[EXTRACT TO READ start]

[IMGCAP(1)][IMGCAP(2)]With the unauthorized publication of the “Panama Papers,” many clients and even some professionals question why companies with no active trade or business even exist.
Aren’t companies supposed to make widgets or sell services and not exist on paper simply to own shares of stock or a bank account? Aren’t they only for money launderers and tax cheats?
“Shell company” is a term of art that has been used by politicians and pundits as being associated with structures created for illegal purposes. The more substantive term for such companies would be “single-purpose entity,” as the reasons for their creation vary and depend on each company’s and person’s goals.
In reality, single-purpose entities have been around for centuries, dating back to the East India Trading Company in Great Britain and earlier. They provide valuable vehicles for commerce, legitimate minimization of taxation, and privacy for those who have done nothing wrong. Those seeking to fashion remedies for abuse should always keep the many proper uses in mind.

[EXTRACT TO READ end]
[DATASET RECORDS start]

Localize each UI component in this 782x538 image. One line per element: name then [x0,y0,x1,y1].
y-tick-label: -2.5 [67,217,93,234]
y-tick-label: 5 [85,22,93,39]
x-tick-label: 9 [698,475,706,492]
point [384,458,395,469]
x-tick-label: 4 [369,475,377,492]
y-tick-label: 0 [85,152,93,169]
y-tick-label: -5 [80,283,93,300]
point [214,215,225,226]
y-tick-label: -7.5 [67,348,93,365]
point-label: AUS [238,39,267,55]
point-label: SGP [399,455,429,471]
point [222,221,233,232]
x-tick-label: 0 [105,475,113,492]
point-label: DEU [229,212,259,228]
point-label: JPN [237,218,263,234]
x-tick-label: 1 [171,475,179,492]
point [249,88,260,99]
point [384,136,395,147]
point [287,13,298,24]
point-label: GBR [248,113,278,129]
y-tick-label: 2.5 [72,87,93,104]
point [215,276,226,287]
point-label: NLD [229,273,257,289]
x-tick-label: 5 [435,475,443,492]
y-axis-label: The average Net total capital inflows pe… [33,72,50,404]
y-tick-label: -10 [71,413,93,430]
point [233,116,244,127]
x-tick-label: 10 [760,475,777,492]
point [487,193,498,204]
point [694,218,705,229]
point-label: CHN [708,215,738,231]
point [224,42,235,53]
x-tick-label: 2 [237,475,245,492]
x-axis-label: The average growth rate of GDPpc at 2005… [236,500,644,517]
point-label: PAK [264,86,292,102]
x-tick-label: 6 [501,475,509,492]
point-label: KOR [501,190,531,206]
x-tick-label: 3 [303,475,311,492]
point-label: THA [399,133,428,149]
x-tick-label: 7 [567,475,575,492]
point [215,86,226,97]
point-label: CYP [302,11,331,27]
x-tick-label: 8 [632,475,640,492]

[DATASET RECORDS end]

(INSTRUCTIONS)
A – Rewrite the passage on shell companies, starting at "[IMGCAP(1)][IMGCAP(2)]With the unauthorized" and ending at "business even exist.", with "clients" changed to "customers".
B – Carry the passage on shell companies forward from its final sentence.
The entries play no part in this exercise.

(RESPONSES)
A –
[IMGCAP(1)][IMGCAP(2)]With the unauthorized publication of the “Panama Papers,” many customers and even some professionals question why companies with no active trade or business even exist.

B –
In the early 1900s, the single-purpose entity was utilized during the expansion of the growing and robust utilities industry in America. In capitalizing on the expansion of the utilities industry, equipment manufacturers would employ these structures to attract investors to their enterprises while shielding the investor from personal liability. An early example of this was the Electric Bond and Share Company, created by General Electric in 1905. The use of these companies helped develop the current finance industry and today’s world economy.
More recently, the Bacardi story of exile from Cuba illustrates the valuable use of shell companies. Fearful of the dictator Batista, company executives and lawyers organized a single-purpose entity in the Bahamas to own Bacardi’s intellectual property and license it to the manufacturing company in Santiago de Cuba. When the Communist confiscation occurred years later, the Bacardi family was able to convince the world that they owned their trademark outside of Cuba and not the Cuban company. It made all the difference in what happened to the shareholders in the ensuing decades and created the successful worldwide spirits company we all know today.
Living in an unstable world, the desire to hedge financial bets has always found a vehicle in companies created for a single purpose with no trade or business of their own.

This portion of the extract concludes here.